### Task inputs ###

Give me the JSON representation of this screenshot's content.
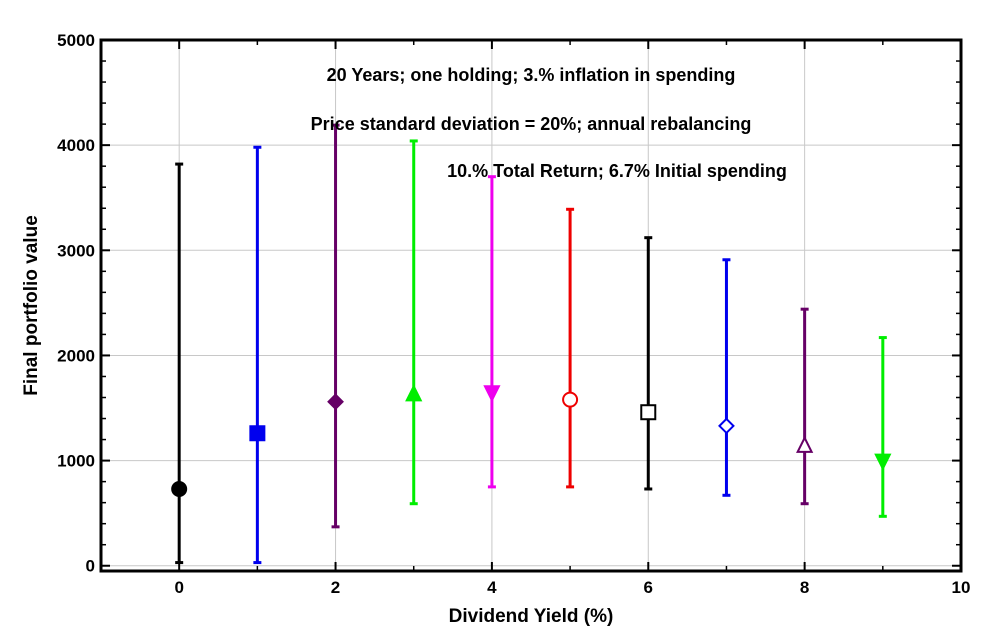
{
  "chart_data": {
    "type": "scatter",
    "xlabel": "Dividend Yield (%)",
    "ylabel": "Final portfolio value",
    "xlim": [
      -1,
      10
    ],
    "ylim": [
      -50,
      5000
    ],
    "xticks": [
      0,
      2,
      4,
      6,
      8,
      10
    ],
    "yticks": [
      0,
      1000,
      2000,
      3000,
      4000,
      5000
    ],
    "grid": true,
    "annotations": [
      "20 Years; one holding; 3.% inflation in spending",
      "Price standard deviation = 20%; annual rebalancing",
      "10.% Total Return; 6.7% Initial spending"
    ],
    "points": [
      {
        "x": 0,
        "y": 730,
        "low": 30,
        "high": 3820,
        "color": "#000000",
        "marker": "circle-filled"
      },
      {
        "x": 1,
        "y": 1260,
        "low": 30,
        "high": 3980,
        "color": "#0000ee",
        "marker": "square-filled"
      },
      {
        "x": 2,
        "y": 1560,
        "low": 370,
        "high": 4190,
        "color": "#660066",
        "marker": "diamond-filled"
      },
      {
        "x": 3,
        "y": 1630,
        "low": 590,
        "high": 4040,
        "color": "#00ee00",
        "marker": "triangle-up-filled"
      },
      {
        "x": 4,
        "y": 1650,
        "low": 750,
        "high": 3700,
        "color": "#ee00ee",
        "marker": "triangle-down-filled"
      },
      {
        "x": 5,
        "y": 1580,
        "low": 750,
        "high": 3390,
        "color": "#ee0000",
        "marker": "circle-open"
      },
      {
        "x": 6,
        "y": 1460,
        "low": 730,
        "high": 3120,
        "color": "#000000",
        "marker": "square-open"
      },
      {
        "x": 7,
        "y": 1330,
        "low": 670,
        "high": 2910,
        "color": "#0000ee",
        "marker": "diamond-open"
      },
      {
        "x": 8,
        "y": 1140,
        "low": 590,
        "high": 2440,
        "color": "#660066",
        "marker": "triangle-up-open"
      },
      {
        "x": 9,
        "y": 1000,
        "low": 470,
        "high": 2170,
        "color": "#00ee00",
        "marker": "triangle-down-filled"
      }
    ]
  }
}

###

* _Your goal_: Collect each line above holding the string "circle".

* _Output below_:
        "marker": "circle-filled"
        "marker": "circle-open"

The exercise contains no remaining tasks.